**Exercise materials**:
>> Begin

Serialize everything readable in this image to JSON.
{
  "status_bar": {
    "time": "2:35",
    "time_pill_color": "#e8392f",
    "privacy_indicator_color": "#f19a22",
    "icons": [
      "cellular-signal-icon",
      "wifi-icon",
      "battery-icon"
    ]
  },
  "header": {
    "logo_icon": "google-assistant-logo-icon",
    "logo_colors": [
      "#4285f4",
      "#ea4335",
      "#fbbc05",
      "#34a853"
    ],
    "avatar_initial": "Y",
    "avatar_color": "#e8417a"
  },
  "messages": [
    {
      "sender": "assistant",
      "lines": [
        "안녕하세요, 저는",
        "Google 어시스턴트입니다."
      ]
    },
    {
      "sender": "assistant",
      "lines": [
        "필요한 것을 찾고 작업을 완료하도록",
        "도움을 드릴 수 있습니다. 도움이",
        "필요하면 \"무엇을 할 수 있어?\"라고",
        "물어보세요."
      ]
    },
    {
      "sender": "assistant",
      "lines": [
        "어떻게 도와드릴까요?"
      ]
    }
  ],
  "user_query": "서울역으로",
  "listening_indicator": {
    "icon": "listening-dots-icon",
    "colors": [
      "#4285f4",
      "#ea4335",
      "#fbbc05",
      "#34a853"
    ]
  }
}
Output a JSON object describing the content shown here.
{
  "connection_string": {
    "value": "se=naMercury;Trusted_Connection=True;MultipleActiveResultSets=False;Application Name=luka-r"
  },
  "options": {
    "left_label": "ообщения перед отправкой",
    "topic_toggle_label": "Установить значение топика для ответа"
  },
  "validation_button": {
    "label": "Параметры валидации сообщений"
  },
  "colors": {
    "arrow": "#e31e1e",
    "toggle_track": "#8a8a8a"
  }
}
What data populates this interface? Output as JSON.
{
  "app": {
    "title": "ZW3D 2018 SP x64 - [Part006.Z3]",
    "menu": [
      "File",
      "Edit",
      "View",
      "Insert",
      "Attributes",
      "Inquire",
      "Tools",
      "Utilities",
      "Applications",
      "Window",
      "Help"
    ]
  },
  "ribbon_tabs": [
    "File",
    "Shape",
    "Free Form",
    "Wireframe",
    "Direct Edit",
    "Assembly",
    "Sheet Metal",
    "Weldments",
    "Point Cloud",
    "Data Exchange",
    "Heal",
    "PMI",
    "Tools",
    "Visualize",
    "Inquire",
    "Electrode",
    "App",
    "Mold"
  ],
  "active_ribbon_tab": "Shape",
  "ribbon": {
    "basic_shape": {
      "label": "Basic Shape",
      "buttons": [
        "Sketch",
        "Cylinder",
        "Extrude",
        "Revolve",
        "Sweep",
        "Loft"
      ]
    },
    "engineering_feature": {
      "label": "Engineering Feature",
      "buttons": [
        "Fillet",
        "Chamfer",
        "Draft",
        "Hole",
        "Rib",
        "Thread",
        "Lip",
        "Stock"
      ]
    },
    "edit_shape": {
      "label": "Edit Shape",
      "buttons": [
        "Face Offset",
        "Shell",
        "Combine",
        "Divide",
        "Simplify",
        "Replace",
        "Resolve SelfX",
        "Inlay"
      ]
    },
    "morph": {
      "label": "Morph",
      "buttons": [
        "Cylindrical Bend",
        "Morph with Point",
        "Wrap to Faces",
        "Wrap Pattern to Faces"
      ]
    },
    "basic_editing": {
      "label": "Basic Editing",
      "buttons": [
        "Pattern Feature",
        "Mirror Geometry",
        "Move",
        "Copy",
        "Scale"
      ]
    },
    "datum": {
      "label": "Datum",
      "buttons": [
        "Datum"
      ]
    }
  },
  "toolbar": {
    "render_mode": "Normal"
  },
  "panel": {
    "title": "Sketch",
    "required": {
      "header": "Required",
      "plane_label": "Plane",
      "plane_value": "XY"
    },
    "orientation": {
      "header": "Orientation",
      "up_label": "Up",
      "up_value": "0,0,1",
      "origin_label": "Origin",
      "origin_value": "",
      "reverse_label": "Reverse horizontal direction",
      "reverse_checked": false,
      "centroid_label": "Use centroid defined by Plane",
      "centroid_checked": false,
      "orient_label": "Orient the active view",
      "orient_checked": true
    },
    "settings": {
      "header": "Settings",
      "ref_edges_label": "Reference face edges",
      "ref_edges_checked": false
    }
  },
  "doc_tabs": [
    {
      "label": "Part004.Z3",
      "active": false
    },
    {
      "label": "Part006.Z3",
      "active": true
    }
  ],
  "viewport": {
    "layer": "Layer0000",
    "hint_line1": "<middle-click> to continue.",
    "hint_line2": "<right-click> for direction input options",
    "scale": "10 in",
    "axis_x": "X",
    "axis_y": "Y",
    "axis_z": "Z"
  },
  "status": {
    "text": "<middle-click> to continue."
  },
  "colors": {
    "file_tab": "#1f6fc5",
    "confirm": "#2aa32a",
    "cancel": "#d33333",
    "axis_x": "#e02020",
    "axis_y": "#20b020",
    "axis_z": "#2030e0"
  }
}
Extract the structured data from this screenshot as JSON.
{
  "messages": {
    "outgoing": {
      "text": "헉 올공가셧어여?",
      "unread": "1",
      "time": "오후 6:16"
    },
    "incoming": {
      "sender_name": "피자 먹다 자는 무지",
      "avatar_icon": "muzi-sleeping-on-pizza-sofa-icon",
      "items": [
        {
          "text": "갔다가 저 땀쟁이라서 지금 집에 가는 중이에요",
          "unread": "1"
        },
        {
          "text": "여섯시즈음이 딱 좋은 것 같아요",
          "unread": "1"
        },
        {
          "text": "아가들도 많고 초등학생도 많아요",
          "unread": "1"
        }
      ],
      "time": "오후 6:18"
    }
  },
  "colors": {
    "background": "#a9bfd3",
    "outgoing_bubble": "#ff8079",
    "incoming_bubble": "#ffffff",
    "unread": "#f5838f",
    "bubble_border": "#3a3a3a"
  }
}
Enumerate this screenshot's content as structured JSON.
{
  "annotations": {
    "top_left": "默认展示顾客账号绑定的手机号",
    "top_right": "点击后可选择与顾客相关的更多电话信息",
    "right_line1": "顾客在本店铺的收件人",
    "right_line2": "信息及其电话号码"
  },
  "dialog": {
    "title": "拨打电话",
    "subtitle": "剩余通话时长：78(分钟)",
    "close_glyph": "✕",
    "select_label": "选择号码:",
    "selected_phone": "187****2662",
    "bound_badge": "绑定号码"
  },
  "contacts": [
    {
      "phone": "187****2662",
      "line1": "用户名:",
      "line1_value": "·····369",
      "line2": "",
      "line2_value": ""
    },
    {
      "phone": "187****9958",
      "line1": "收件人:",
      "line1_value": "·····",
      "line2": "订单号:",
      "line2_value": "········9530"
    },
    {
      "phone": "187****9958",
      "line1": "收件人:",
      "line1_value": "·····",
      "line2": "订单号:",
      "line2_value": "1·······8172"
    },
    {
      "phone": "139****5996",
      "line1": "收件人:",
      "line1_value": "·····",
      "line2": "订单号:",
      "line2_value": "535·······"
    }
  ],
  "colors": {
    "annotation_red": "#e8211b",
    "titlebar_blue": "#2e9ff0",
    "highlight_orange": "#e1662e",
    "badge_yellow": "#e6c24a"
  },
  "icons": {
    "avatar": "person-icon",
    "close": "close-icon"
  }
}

>> End

**Exercise prompt**: Using the material above, print every entry exactly as written.

**Solution to the exercise**:
Serialize everything readable in this image to JSON.
{
  "status_bar": {
    "time": "2:35",
    "time_pill_color": "#e8392f",
    "privacy_indicator_color": "#f19a22",
    "icons": [
      "cellular-signal-icon",
      "wifi-icon",
      "battery-icon"
    ]
  },
  "header": {
    "logo_icon": "google-assistant-logo-icon",
    "logo_colors": [
      "#4285f4",
      "#ea4335",
      "#fbbc05",
      "#34a853"
    ],
    "avatar_initial": "Y",
    "avatar_color": "#e8417a"
  },
  "messages": [
    {
      "sender": "assistant",
      "lines": [
        "안녕하세요, 저는",
        "Google 어시스턴트입니다."
      ]
    },
    {
      "sender": "assistant",
      "lines": [
        "필요한 것을 찾고 작업을 완료하도록",
        "도움을 드릴 수 있습니다. 도움이",
        "필요하면 \"무엇을 할 수 있어?\"라고",
        "물어보세요."
      ]
    },
    {
      "sender": "assistant",
      "lines": [
        "어떻게 도와드릴까요?"
      ]
    }
  ],
  "user_query": "서울역으로",
  "listening_indicator": {
    "icon": "listening-dots-icon",
    "colors": [
      "#4285f4",
      "#ea4335",
      "#fbbc05",
      "#34a853"
    ]
  }
}
Output a JSON object describing the content shown here.
{
  "connection_string": {
    "value": "se=naMercury;Trusted_Connection=True;MultipleActiveResultSets=False;Application Name=luka-r"
  },
  "options": {
    "left_label": "ообщения перед отправкой",
    "topic_toggle_label": "Установить значение топика для ответа"
  },
  "validation_button": {
    "label": "Параметры валидации сообщений"
  },
  "colors": {
    "arrow": "#e31e1e",
    "toggle_track": "#8a8a8a"
  }
}
What data populates this interface? Output as JSON.
{
  "app": {
    "title": "ZW3D 2018 SP x64 - [Part006.Z3]",
    "menu": [
      "File",
      "Edit",
      "View",
      "Insert",
      "Attributes",
      "Inquire",
      "Tools",
      "Utilities",
      "Applications",
      "Window",
      "Help"
    ]
  },
  "ribbon_tabs": [
    "File",
    "Shape",
    "Free Form",
    "Wireframe",
    "Direct Edit",
    "Assembly",
    "Sheet Metal",
    "Weldments",
    "Point Cloud",
    "Data Exchange",
    "Heal",
    "PMI",
    "Tools",
    "Visualize",
    "Inquire",
    "Electrode",
    "App",
    "Mold"
  ],
  "active_ribbon_tab": "Shape",
  "ribbon": {
    "basic_shape": {
      "label": "Basic Shape",
      "buttons": [
        "Sketch",
        "Cylinder",
        "Extrude",
        "Revolve",
        "Sweep",
        "Loft"
      ]
    },
    "engineering_feature": {
      "label": "Engineering Feature",
      "buttons": [
        "Fillet",
        "Chamfer",
        "Draft",
        "Hole",
        "Rib",
        "Thread",
        "Lip",
        "Stock"
      ]
    },
    "edit_shape": {
      "label": "Edit Shape",
      "buttons": [
        "Face Offset",
        "Shell",
        "Combine",
        "Divide",
        "Simplify",
        "Replace",
        "Resolve SelfX",
        "Inlay"
      ]
    },
    "morph": {
      "label": "Morph",
      "buttons": [
        "Cylindrical Bend",
        "Morph with Point",
        "Wrap to Faces",
        "Wrap Pattern to Faces"
      ]
    },
    "basic_editing": {
      "label": "Basic Editing",
      "buttons": [
        "Pattern Feature",
        "Mirror Geometry",
        "Move",
        "Copy",
        "Scale"
      ]
    },
    "datum": {
      "label": "Datum",
      "buttons": [
        "Datum"
      ]
    }
  },
  "toolbar": {
    "render_mode": "Normal"
  },
  "panel": {
    "title": "Sketch",
    "required": {
      "header": "Required",
      "plane_label": "Plane",
      "plane_value": "XY"
    },
    "orientation": {
      "header": "Orientation",
      "up_label": "Up",
      "up_value": "0,0,1",
      "origin_label": "Origin",
      "origin_value": "",
      "reverse_label": "Reverse horizontal direction",
      "reverse_checked": false,
      "centroid_label": "Use centroid defined by Plane",
      "centroid_checked": false,
      "orient_label": "Orient the active view",
      "orient_checked": true
    },
    "settings": {
      "header": "Settings",
      "ref_edges_label": "Reference face edges",
      "ref_edges_checked": false
    }
  },
  "doc_tabs": [
    {
      "label": "Part004.Z3",
      "active": false
    },
    {
      "label": "Part006.Z3",
      "active": true
    }
  ],
  "viewport": {
    "layer": "Layer0000",
    "hint_line1": "<middle-click> to continue.",
    "hint_line2": "<right-click> for direction input options",
    "scale": "10 in",
    "axis_x": "X",
    "axis_y": "Y",
    "axis_z": "Z"
  },
  "status": {
    "text": "<middle-click> to continue."
  },
  "colors": {
    "file_tab": "#1f6fc5",
    "confirm": "#2aa32a",
    "cancel": "#d33333",
    "axis_x": "#e02020",
    "axis_y": "#20b020",
    "axis_z": "#2030e0"
  }
}
Extract the structured data from this screenshot as JSON.
{
  "messages": {
    "outgoing": {
      "text": "헉 올공가셧어여?",
      "unread": "1",
      "time": "오후 6:16"
    },
    "incoming": {
      "sender_name": "피자 먹다 자는 무지",
      "avatar_icon": "muzi-sleeping-on-pizza-sofa-icon",
      "items": [
        {
          "text": "갔다가 저 땀쟁이라서 지금 집에 가는 중이에요",
          "unread": "1"
        },
        {
          "text": "여섯시즈음이 딱 좋은 것 같아요",
          "unread": "1"
        },
        {
          "text": "아가들도 많고 초등학생도 많아요",
          "unread": "1"
        }
      ],
      "time": "오후 6:18"
    }
  },
  "colors": {
    "background": "#a9bfd3",
    "outgoing_bubble": "#ff8079",
    "incoming_bubble": "#ffffff",
    "unread": "#f5838f",
    "bubble_border": "#3a3a3a"
  }
}
Enumerate this screenshot's content as structured JSON.
{
  "annotations": {
    "top_left": "默认展示顾客账号绑定的手机号",
    "top_right": "点击后可选择与顾客相关的更多电话信息",
    "right_line1": "顾客在本店铺的收件人",
    "right_line2": "信息及其电话号码"
  },
  "dialog": {
    "title": "拨打电话",
    "subtitle": "剩余通话时长：78(分钟)",
    "close_glyph": "✕",
    "select_label": "选择号码:",
    "selected_phone": "187****2662",
    "bound_badge": "绑定号码"
  },
  "contacts": [
    {
      "phone": "187****2662",
      "line1": "用户名:",
      "line1_value": "·····369",
      "line2": "",
      "line2_value": ""
    },
    {
      "phone": "187****9958",
      "line1": "收件人:",
      "line1_value": "·····",
      "line2": "订单号:",
      "line2_value": "········9530"
    },
    {
      "phone": "187****9958",
      "line1": "收件人:",
      "line1_value": "·····",
      "line2": "订单号:",
      "line2_value": "1·······8172"
    },
    {
      "phone": "139****5996",
      "line1": "收件人:",
      "line1_value": "·····",
      "line2": "订单号:",
      "line2_value": "535·······"
    }
  ],
  "colors": {
    "annotation_red": "#e8211b",
    "titlebar_blue": "#2e9ff0",
    "highlight_orange": "#e1662e",
    "badge_yellow": "#e6c24a"
  },
  "icons": {
    "avatar": "person-icon",
    "close": "close-icon"
  }
}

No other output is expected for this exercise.